# PROBLEM STATEMENT
Copy out every line of the records below without changing any character.

# AVAILABLE RECORDS
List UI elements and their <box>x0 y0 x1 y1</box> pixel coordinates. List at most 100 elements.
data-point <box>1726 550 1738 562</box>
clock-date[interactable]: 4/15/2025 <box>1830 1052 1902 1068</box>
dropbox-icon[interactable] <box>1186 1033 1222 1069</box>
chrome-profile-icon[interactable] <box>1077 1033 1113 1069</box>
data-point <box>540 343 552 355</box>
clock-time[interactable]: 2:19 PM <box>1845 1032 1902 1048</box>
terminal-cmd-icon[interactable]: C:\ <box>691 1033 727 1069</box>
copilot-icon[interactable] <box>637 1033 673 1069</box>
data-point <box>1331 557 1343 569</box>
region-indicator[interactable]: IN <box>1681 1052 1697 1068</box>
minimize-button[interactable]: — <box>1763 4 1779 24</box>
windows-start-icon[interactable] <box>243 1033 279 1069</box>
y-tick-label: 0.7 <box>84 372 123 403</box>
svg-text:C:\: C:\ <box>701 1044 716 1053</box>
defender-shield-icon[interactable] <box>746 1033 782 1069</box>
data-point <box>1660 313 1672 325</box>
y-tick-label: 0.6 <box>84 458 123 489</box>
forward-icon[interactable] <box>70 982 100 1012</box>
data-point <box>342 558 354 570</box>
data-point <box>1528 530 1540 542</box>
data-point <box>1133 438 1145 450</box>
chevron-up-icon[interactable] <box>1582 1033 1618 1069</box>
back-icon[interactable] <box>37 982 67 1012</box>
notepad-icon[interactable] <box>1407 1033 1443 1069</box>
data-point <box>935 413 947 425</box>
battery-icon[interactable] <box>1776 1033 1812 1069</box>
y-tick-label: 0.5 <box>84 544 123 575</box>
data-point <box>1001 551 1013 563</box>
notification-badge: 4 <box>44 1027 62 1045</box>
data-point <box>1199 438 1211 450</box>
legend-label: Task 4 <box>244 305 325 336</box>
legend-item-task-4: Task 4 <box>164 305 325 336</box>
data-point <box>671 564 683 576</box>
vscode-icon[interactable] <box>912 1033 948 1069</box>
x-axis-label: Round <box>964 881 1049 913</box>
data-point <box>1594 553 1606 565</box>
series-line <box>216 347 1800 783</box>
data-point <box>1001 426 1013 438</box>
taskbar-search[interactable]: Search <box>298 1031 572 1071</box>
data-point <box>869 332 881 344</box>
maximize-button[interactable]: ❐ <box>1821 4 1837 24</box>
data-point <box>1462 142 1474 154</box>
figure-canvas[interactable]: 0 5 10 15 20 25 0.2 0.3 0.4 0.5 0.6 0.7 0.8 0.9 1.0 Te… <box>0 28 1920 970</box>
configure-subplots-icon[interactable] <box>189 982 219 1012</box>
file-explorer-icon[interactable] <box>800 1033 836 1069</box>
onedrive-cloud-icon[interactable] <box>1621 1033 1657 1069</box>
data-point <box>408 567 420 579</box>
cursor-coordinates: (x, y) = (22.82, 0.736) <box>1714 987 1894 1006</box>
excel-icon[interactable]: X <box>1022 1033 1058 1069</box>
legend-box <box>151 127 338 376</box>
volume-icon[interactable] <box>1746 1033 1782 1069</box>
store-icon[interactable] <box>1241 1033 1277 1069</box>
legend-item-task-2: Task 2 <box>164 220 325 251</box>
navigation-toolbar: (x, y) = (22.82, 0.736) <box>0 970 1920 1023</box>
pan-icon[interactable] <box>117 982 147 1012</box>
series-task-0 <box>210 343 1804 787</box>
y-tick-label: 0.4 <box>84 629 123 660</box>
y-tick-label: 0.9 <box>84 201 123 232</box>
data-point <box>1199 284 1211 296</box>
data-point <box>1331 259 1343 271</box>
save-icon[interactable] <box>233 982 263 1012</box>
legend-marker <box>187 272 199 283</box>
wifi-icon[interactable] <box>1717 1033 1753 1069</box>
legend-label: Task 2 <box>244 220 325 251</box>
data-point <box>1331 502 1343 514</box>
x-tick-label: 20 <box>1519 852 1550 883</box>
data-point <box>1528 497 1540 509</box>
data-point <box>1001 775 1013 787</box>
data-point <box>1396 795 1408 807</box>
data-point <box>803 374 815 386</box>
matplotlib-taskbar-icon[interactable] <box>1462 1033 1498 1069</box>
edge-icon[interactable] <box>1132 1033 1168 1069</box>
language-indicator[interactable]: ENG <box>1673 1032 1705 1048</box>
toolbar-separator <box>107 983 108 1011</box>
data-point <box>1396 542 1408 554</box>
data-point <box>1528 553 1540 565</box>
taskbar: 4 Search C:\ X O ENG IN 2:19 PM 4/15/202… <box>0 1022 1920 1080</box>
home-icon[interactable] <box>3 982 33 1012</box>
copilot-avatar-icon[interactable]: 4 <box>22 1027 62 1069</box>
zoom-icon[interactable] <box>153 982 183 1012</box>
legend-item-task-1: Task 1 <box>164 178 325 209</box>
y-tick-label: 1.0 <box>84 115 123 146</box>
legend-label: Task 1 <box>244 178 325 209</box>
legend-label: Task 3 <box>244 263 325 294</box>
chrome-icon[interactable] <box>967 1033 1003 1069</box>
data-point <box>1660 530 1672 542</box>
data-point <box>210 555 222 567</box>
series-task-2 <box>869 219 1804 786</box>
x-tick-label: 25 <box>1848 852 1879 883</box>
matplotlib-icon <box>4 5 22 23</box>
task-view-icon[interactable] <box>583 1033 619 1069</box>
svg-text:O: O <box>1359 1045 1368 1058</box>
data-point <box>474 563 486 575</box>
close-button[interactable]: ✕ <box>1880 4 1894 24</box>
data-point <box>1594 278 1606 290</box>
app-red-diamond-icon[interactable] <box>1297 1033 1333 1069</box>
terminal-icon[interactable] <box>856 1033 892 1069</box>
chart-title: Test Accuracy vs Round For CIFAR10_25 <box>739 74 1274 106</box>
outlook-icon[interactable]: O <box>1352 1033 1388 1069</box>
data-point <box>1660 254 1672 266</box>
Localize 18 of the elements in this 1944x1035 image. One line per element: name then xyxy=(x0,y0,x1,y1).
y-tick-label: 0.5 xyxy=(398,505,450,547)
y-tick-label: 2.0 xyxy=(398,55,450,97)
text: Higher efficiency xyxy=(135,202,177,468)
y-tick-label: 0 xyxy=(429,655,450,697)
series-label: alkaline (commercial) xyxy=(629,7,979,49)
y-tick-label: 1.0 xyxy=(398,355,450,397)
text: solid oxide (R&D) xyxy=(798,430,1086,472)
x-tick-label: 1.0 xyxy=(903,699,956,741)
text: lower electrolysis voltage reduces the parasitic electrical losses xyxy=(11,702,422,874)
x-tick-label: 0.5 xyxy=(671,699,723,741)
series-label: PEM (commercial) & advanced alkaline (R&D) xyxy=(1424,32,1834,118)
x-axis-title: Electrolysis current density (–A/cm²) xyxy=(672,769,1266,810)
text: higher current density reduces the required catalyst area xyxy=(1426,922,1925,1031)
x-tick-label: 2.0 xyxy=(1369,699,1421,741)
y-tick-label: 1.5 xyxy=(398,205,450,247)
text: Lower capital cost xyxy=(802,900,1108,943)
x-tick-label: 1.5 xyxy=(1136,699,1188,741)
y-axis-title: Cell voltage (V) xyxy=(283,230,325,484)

# SOLUTION FOR THIS EXERCISE
List UI elements and their <box>x0 y0 x1 y1</box> pixel coordinates. List at most 100 elements.
data-point <box>1726 550 1738 562</box>
clock-date[interactable]: 4/15/2025 <box>1830 1052 1902 1068</box>
dropbox-icon[interactable] <box>1186 1033 1222 1069</box>
chrome-profile-icon[interactable] <box>1077 1033 1113 1069</box>
data-point <box>540 343 552 355</box>
clock-time[interactable]: 2:19 PM <box>1845 1032 1902 1048</box>
terminal-cmd-icon[interactable]: C:\ <box>691 1033 727 1069</box>
copilot-icon[interactable] <box>637 1033 673 1069</box>
data-point <box>1331 557 1343 569</box>
region-indicator[interactable]: IN <box>1681 1052 1697 1068</box>
minimize-button[interactable]: — <box>1763 4 1779 24</box>
windows-start-icon[interactable] <box>243 1033 279 1069</box>
y-tick-label: 0.7 <box>84 372 123 403</box>
svg-text:C:\: C:\ <box>701 1044 716 1053</box>
defender-shield-icon[interactable] <box>746 1033 782 1069</box>
data-point <box>1660 313 1672 325</box>
y-tick-label: 0.6 <box>84 458 123 489</box>
forward-icon[interactable] <box>70 982 100 1012</box>
data-point <box>342 558 354 570</box>
data-point <box>1528 530 1540 542</box>
data-point <box>1133 438 1145 450</box>
chevron-up-icon[interactable] <box>1582 1033 1618 1069</box>
back-icon[interactable] <box>37 982 67 1012</box>
notepad-icon[interactable] <box>1407 1033 1443 1069</box>
data-point <box>935 413 947 425</box>
battery-icon[interactable] <box>1776 1033 1812 1069</box>
y-tick-label: 0.5 <box>84 544 123 575</box>
data-point <box>1001 551 1013 563</box>
notification-badge: 4 <box>44 1027 62 1045</box>
data-point <box>1199 438 1211 450</box>
legend-label: Task 4 <box>244 305 325 336</box>
legend-item-task-4: Task 4 <box>164 305 325 336</box>
data-point <box>671 564 683 576</box>
vscode-icon[interactable] <box>912 1033 948 1069</box>
x-axis-label: Round <box>964 881 1049 913</box>
data-point <box>1594 553 1606 565</box>
series-line <box>216 347 1800 783</box>
data-point <box>1001 426 1013 438</box>
taskbar-search[interactable]: Search <box>298 1031 572 1071</box>
data-point <box>869 332 881 344</box>
maximize-button[interactable]: ❐ <box>1821 4 1837 24</box>
data-point <box>1462 142 1474 154</box>
figure-canvas[interactable]: 0 5 10 15 20 25 0.2 0.3 0.4 0.5 0.6 0.7 0.8 0.9 1.0 Te… <box>0 28 1920 970</box>
configure-subplots-icon[interactable] <box>189 982 219 1012</box>
file-explorer-icon[interactable] <box>800 1033 836 1069</box>
onedrive-cloud-icon[interactable] <box>1621 1033 1657 1069</box>
data-point <box>408 567 420 579</box>
cursor-coordinates: (x, y) = (22.82, 0.736) <box>1714 987 1894 1006</box>
excel-icon[interactable]: X <box>1022 1033 1058 1069</box>
legend-box <box>151 127 338 376</box>
volume-icon[interactable] <box>1746 1033 1782 1069</box>
store-icon[interactable] <box>1241 1033 1277 1069</box>
legend-item-task-2: Task 2 <box>164 220 325 251</box>
navigation-toolbar: (x, y) = (22.82, 0.736) <box>0 970 1920 1023</box>
pan-icon[interactable] <box>117 982 147 1012</box>
series-task-0 <box>210 343 1804 787</box>
y-tick-label: 0.4 <box>84 629 123 660</box>
y-tick-label: 0.9 <box>84 201 123 232</box>
data-point <box>1199 284 1211 296</box>
data-point <box>1331 259 1343 271</box>
save-icon[interactable] <box>233 982 263 1012</box>
legend-marker <box>187 272 199 283</box>
wifi-icon[interactable] <box>1717 1033 1753 1069</box>
legend-label: Task 2 <box>244 220 325 251</box>
data-point <box>1331 502 1343 514</box>
x-tick-label: 20 <box>1519 852 1550 883</box>
data-point <box>1528 497 1540 509</box>
data-point <box>1001 775 1013 787</box>
data-point <box>1396 795 1408 807</box>
data-point <box>803 374 815 386</box>
matplotlib-taskbar-icon[interactable] <box>1462 1033 1498 1069</box>
edge-icon[interactable] <box>1132 1033 1168 1069</box>
language-indicator[interactable]: ENG <box>1673 1032 1705 1048</box>
toolbar-separator <box>107 983 108 1011</box>
data-point <box>1396 542 1408 554</box>
data-point <box>1528 553 1540 565</box>
taskbar: 4 Search C:\ X O ENG IN 2:19 PM 4/15/202… <box>0 1022 1920 1080</box>
home-icon[interactable] <box>3 982 33 1012</box>
copilot-avatar-icon[interactable]: 4 <box>22 1027 62 1069</box>
zoom-icon[interactable] <box>153 982 183 1012</box>
legend-item-task-1: Task 1 <box>164 178 325 209</box>
y-tick-label: 1.0 <box>84 115 123 146</box>
legend-label: Task 1 <box>244 178 325 209</box>
legend-label: Task 3 <box>244 263 325 294</box>
chrome-icon[interactable] <box>967 1033 1003 1069</box>
data-point <box>1660 530 1672 542</box>
data-point <box>210 555 222 567</box>
series-task-2 <box>869 219 1804 786</box>
x-tick-label: 25 <box>1848 852 1879 883</box>
matplotlib-icon <box>4 5 22 23</box>
task-view-icon[interactable] <box>583 1033 619 1069</box>
svg-text:O: O <box>1359 1045 1368 1058</box>
data-point <box>474 563 486 575</box>
close-button[interactable]: ✕ <box>1880 4 1894 24</box>
data-point <box>1594 278 1606 290</box>
app-red-diamond-icon[interactable] <box>1297 1033 1333 1069</box>
terminal-icon[interactable] <box>856 1033 892 1069</box>
chart-title: Test Accuracy vs Round For CIFAR10_25 <box>739 74 1274 106</box>
outlook-icon[interactable]: O <box>1352 1033 1388 1069</box>
data-point <box>1660 254 1672 266</box>
Localize 18 of the elements in this 1944x1035 image. One line per element: name then xyxy=(x0,y0,x1,y1).
y-tick-label: 0.5 xyxy=(398,505,450,547)
y-tick-label: 2.0 xyxy=(398,55,450,97)
text: Higher efficiency xyxy=(135,202,177,468)
y-tick-label: 0 xyxy=(429,655,450,697)
series-label: alkaline (commercial) xyxy=(629,7,979,49)
y-tick-label: 1.0 xyxy=(398,355,450,397)
text: solid oxide (R&D) xyxy=(798,430,1086,472)
x-tick-label: 1.0 xyxy=(903,699,956,741)
text: lower electrolysis voltage reduces the parasitic electrical losses xyxy=(11,702,422,874)
x-tick-label: 0.5 xyxy=(671,699,723,741)
series-label: PEM (commercial) & advanced alkaline (R&D) xyxy=(1424,32,1834,118)
x-axis-title: Electrolysis current density (–A/cm²) xyxy=(672,769,1266,810)
text: higher current density reduces the required catalyst area xyxy=(1426,922,1925,1031)
x-tick-label: 2.0 xyxy=(1369,699,1421,741)
y-tick-label: 1.5 xyxy=(398,205,450,247)
text: Lower capital cost xyxy=(802,900,1108,943)
x-tick-label: 1.5 xyxy=(1136,699,1188,741)
y-axis-title: Cell voltage (V) xyxy=(283,230,325,484)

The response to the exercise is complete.